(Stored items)
(begin)

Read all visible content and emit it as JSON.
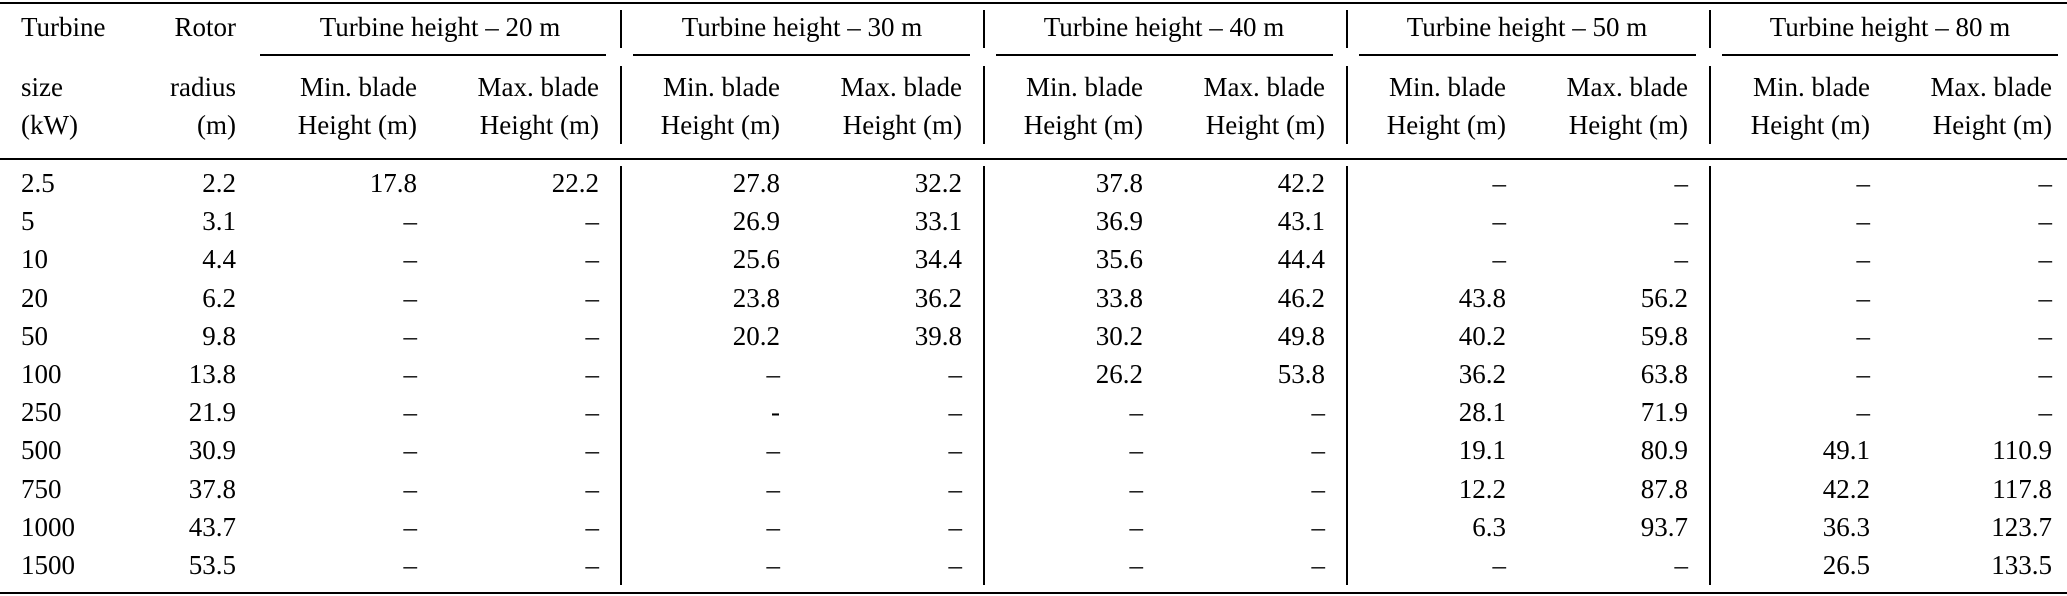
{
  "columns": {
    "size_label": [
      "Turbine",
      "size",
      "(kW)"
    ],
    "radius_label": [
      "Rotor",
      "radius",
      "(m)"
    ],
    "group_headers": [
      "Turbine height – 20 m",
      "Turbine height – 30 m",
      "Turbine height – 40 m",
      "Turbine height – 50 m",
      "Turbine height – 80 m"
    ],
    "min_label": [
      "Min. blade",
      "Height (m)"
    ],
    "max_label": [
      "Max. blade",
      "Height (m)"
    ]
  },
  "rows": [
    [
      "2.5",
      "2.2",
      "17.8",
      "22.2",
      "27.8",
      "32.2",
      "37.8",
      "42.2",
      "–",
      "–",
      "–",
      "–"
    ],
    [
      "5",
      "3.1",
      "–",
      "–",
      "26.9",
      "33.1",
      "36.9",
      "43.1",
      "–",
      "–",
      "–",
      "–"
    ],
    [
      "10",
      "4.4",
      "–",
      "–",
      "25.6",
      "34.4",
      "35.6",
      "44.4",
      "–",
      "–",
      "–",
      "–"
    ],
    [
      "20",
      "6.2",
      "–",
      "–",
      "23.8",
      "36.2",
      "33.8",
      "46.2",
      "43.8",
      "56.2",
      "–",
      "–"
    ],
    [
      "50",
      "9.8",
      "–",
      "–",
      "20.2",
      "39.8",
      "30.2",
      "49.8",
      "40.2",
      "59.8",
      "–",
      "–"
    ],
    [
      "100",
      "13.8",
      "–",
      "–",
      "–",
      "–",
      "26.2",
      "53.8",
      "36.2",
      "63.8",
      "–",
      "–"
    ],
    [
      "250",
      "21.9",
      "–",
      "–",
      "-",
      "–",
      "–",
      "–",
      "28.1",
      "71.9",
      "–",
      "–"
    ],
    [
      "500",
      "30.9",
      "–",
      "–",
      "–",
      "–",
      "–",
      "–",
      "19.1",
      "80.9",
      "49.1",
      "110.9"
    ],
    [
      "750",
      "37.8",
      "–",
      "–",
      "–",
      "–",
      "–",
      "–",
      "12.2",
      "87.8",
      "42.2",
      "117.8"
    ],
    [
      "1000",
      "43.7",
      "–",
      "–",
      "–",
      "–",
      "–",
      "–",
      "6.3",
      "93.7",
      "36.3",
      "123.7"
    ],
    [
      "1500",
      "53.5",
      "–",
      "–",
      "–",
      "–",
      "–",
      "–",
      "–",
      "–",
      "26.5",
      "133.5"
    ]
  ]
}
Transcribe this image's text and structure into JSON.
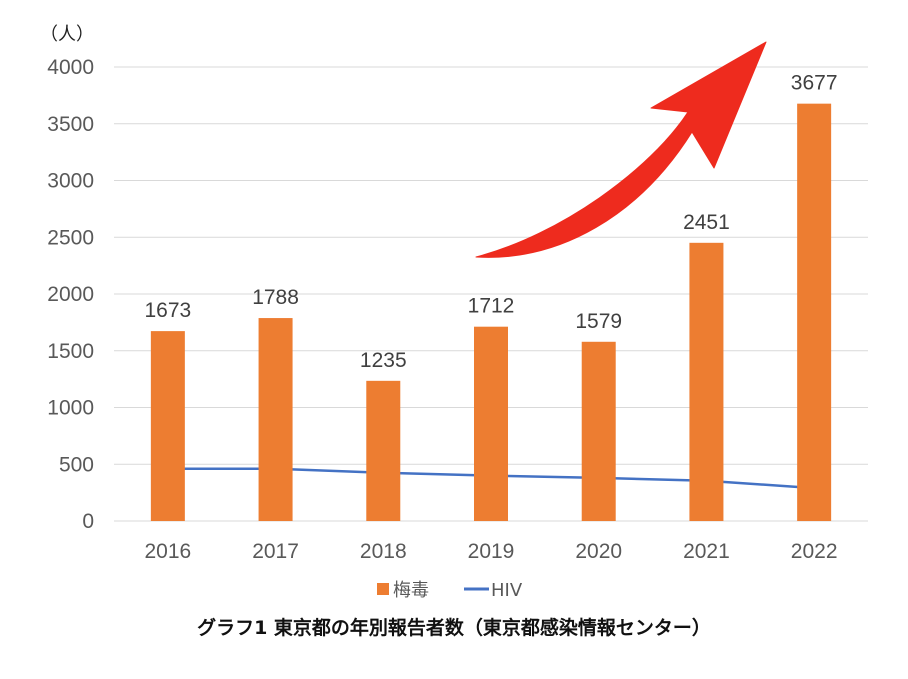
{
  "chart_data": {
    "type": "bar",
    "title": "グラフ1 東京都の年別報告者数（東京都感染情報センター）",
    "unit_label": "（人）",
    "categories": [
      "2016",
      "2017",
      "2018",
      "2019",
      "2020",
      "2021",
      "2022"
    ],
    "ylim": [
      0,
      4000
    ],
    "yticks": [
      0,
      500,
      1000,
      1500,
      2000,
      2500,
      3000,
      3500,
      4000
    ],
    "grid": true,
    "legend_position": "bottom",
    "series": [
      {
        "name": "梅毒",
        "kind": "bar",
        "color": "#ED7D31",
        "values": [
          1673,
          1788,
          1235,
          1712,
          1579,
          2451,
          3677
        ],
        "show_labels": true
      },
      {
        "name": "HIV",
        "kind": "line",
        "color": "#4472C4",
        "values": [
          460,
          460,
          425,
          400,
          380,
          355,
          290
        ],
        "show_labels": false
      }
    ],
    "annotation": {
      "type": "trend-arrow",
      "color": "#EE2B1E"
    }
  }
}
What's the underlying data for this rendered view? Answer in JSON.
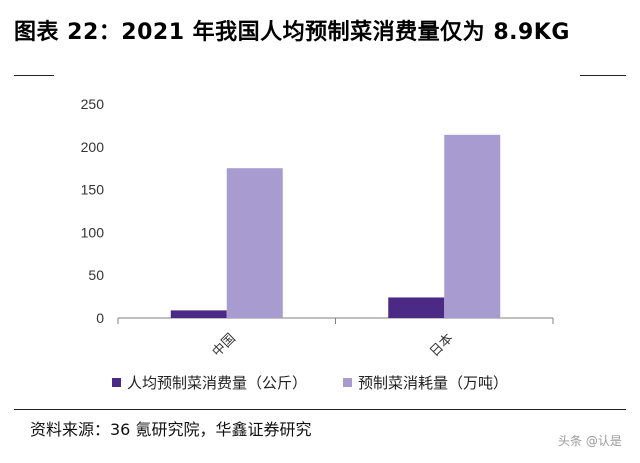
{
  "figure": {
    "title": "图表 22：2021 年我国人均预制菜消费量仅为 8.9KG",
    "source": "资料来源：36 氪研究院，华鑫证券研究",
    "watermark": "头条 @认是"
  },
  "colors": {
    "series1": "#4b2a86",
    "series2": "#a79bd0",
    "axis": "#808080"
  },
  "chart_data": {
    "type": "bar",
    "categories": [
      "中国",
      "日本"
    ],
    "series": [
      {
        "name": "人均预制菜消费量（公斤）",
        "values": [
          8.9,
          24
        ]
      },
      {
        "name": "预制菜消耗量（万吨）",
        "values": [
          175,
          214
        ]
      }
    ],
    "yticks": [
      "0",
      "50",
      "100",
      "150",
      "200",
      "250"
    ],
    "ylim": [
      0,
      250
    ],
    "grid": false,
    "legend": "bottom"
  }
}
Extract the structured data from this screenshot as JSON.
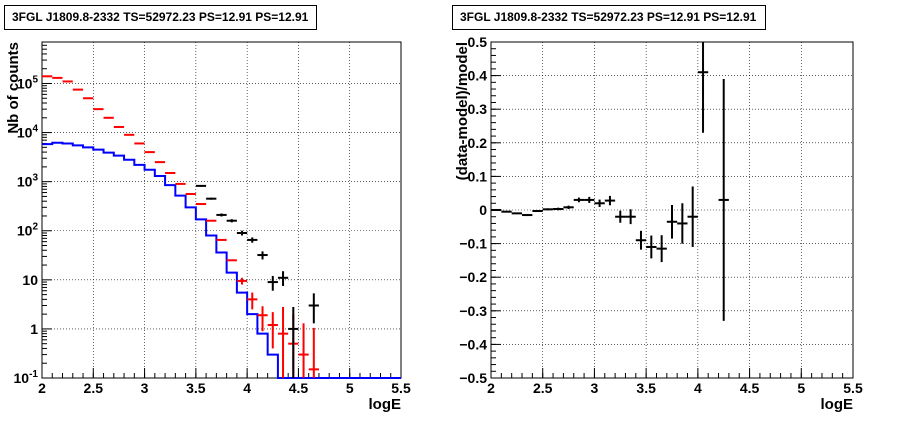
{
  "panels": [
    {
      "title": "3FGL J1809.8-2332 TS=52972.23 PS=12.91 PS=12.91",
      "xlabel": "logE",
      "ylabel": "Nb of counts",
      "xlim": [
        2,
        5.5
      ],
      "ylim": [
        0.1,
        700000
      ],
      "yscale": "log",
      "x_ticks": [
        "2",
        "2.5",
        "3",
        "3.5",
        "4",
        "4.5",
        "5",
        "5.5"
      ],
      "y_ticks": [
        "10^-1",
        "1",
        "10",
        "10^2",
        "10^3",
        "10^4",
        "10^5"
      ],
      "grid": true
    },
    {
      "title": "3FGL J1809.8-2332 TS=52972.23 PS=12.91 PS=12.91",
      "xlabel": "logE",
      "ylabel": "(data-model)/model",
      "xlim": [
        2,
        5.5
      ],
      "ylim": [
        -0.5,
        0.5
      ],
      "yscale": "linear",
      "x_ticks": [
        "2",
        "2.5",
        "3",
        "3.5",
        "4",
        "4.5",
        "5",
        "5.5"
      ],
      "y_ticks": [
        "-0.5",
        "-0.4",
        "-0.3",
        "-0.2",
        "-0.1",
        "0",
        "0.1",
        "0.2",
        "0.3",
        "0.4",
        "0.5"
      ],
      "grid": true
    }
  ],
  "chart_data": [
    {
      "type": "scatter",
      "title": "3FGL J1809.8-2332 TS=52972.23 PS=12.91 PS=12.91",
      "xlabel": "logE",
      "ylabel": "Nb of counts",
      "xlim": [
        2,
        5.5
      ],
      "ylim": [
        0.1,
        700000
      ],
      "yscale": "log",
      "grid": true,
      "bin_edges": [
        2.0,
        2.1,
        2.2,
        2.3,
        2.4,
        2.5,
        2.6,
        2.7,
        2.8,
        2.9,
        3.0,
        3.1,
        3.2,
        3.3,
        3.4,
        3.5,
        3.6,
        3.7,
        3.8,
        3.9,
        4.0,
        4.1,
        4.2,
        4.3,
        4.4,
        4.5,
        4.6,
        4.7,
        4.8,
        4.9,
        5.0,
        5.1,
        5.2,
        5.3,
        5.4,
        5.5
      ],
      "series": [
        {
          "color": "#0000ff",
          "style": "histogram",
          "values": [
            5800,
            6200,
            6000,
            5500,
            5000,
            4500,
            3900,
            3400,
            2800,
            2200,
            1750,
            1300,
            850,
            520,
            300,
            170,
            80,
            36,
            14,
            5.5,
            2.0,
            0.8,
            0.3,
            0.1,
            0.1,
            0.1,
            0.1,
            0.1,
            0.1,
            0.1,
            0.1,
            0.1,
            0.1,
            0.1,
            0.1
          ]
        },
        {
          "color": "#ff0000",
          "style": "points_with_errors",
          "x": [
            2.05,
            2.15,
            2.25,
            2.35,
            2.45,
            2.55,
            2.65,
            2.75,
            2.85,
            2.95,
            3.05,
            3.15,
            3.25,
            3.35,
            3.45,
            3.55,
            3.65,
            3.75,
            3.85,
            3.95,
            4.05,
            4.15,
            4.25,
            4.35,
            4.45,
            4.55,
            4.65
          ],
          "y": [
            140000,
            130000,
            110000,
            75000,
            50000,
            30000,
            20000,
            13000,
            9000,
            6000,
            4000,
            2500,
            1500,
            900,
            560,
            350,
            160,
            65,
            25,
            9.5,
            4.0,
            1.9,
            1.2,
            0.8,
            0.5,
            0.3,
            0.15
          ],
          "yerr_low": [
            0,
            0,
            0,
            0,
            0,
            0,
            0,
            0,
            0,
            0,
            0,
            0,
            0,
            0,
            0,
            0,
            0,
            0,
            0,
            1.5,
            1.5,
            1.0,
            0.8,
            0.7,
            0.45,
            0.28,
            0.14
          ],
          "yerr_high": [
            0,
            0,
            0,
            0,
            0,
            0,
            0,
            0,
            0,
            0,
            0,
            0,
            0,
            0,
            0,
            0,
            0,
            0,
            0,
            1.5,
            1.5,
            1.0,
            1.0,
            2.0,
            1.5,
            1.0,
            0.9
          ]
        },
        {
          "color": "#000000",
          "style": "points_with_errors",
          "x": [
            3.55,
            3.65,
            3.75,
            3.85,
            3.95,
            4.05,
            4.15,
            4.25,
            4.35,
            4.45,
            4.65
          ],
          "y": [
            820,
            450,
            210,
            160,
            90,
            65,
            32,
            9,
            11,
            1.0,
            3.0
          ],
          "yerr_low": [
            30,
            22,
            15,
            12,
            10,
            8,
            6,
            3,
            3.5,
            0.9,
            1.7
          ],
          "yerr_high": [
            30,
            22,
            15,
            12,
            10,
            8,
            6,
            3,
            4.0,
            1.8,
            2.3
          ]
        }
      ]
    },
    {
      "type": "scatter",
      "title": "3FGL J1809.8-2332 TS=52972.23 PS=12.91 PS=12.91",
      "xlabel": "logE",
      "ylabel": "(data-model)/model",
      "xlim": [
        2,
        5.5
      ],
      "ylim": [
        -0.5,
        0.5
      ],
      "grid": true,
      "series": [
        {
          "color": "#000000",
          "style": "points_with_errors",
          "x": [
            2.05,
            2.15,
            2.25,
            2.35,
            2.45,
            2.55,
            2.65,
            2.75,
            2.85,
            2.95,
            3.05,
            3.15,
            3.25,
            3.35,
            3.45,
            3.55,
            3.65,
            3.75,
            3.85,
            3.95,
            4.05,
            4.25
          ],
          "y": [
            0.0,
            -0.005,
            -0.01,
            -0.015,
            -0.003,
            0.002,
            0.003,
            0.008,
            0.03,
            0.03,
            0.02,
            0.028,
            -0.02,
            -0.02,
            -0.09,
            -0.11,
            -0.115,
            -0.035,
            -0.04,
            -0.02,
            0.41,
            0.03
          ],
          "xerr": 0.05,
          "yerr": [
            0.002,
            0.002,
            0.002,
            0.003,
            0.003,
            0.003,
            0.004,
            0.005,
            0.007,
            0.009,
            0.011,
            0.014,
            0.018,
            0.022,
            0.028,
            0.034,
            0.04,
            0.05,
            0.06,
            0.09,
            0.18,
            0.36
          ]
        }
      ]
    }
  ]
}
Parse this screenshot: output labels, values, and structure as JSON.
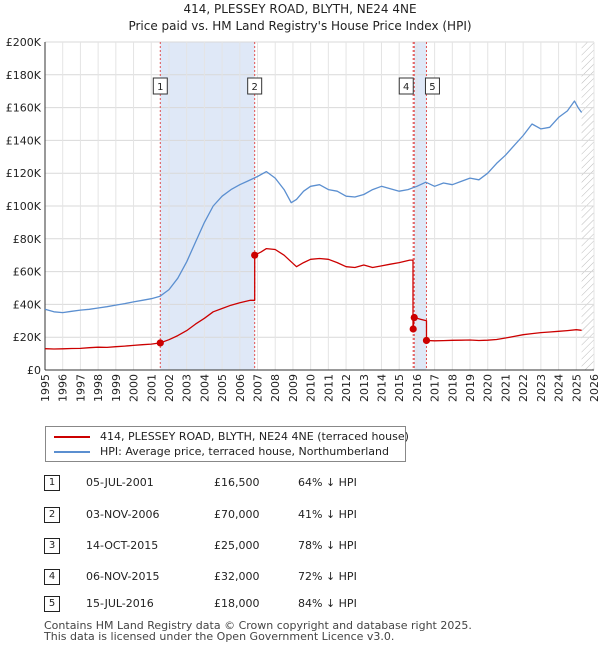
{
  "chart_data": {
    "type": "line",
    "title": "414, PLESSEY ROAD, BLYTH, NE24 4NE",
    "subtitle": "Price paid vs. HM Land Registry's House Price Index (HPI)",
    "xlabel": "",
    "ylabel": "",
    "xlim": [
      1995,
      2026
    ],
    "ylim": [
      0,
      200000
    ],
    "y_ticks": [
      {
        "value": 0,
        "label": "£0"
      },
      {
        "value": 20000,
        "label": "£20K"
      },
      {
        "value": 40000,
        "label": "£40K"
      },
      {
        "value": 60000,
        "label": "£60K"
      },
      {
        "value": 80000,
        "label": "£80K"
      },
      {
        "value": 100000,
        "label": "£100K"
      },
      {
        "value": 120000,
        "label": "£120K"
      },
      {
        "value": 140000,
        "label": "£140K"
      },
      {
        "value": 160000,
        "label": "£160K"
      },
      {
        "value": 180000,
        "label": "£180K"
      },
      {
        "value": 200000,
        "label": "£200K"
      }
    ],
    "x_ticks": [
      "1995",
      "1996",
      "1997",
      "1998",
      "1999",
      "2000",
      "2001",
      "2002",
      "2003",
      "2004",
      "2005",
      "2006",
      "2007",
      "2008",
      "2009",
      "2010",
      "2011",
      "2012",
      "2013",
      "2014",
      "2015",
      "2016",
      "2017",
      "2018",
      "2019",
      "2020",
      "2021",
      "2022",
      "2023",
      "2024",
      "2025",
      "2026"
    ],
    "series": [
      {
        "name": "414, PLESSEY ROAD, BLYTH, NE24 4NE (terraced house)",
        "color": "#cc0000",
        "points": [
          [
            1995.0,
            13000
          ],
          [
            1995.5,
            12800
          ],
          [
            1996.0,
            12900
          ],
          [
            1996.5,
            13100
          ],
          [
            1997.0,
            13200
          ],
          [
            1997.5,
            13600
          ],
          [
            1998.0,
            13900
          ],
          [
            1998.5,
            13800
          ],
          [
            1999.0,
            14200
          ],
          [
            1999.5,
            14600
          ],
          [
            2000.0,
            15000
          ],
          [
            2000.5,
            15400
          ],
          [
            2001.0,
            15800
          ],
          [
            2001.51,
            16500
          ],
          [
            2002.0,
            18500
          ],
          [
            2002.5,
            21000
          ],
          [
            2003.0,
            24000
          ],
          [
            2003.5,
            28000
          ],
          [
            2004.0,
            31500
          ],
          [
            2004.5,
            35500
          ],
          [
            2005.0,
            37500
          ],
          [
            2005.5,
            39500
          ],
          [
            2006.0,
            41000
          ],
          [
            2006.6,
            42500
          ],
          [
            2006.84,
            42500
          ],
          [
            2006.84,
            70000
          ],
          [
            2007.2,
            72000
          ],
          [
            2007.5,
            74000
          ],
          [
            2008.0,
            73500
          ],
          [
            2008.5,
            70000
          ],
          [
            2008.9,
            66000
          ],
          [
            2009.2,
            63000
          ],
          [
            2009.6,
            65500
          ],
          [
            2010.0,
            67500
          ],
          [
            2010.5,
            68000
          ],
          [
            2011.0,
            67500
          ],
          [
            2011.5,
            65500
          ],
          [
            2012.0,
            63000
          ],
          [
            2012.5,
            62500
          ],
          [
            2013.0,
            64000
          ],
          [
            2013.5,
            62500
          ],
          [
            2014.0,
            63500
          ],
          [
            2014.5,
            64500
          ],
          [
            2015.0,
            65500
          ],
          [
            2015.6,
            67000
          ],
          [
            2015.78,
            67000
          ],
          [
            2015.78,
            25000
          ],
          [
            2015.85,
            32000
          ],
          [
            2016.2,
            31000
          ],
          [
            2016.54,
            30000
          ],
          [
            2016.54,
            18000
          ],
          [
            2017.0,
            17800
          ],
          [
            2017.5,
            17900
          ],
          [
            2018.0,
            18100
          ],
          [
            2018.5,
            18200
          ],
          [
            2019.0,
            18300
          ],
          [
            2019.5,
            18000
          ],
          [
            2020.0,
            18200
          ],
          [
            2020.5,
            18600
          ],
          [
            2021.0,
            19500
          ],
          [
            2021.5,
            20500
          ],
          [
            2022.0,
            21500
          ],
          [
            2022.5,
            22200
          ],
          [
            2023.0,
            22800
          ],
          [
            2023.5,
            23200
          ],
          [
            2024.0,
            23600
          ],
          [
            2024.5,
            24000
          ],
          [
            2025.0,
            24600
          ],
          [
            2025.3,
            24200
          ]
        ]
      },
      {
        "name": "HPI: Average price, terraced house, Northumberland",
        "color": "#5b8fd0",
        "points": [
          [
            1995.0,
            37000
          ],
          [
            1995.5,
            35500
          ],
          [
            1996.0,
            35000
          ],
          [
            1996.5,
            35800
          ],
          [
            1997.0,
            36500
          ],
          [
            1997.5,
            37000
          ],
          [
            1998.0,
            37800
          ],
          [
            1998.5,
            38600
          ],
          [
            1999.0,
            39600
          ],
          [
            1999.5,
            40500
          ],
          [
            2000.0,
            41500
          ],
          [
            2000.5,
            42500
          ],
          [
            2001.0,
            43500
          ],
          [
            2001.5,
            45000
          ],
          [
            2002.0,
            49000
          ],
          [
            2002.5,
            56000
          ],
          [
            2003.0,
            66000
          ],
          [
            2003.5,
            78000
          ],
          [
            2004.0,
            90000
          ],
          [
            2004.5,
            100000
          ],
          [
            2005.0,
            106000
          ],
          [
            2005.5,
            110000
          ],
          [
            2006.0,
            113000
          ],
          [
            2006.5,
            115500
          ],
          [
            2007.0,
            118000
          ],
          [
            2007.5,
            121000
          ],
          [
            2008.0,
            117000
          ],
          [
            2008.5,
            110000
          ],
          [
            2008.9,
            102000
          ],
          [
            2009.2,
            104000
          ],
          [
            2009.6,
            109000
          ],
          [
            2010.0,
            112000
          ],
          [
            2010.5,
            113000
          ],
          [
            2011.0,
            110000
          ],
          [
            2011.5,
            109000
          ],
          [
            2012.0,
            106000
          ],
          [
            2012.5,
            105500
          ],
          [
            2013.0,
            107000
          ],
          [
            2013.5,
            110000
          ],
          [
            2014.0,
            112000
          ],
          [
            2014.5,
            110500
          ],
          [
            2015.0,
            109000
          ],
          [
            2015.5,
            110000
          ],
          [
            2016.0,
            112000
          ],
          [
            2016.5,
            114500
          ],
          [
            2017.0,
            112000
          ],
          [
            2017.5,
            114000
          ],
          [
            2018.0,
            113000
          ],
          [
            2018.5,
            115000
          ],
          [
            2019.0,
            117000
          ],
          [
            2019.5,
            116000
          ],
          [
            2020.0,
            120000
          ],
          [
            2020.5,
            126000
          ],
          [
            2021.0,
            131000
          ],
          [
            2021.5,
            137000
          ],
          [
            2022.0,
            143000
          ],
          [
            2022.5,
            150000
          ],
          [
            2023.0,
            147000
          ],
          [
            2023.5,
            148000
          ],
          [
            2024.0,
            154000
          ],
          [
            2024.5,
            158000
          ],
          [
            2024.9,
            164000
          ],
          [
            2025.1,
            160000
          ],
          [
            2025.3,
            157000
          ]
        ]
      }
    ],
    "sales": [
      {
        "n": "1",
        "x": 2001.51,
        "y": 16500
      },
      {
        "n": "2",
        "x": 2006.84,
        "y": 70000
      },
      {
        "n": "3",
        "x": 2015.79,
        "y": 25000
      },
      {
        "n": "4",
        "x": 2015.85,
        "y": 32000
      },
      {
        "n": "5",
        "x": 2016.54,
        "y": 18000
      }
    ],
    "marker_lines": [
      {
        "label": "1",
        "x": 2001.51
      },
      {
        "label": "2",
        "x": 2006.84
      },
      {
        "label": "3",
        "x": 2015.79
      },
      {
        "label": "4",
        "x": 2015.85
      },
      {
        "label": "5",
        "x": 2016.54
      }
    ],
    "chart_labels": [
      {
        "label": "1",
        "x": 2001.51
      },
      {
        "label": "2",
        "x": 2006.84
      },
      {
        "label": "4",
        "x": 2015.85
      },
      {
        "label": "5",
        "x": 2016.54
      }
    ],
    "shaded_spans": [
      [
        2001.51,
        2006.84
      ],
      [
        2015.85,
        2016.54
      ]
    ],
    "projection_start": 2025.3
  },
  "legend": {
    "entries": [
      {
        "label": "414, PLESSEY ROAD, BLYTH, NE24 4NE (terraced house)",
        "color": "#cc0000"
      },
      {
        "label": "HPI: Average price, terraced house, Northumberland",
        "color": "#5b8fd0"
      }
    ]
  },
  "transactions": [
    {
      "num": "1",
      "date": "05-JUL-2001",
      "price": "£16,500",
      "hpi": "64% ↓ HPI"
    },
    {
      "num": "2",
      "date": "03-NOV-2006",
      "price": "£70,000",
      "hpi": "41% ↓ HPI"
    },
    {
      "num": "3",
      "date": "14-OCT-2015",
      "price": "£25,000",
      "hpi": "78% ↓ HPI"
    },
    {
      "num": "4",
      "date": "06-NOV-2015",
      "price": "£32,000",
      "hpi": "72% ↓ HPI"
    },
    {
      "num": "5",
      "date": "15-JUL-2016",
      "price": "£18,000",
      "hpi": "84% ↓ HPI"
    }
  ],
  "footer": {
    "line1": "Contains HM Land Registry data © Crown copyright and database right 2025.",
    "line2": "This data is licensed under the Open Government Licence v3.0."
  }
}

(end)

SET EXERCISE
Report the number of lines in the listing that include the string "Turbine"; give nothing but the number.

SOLUTION TO THIS PROBLEM
6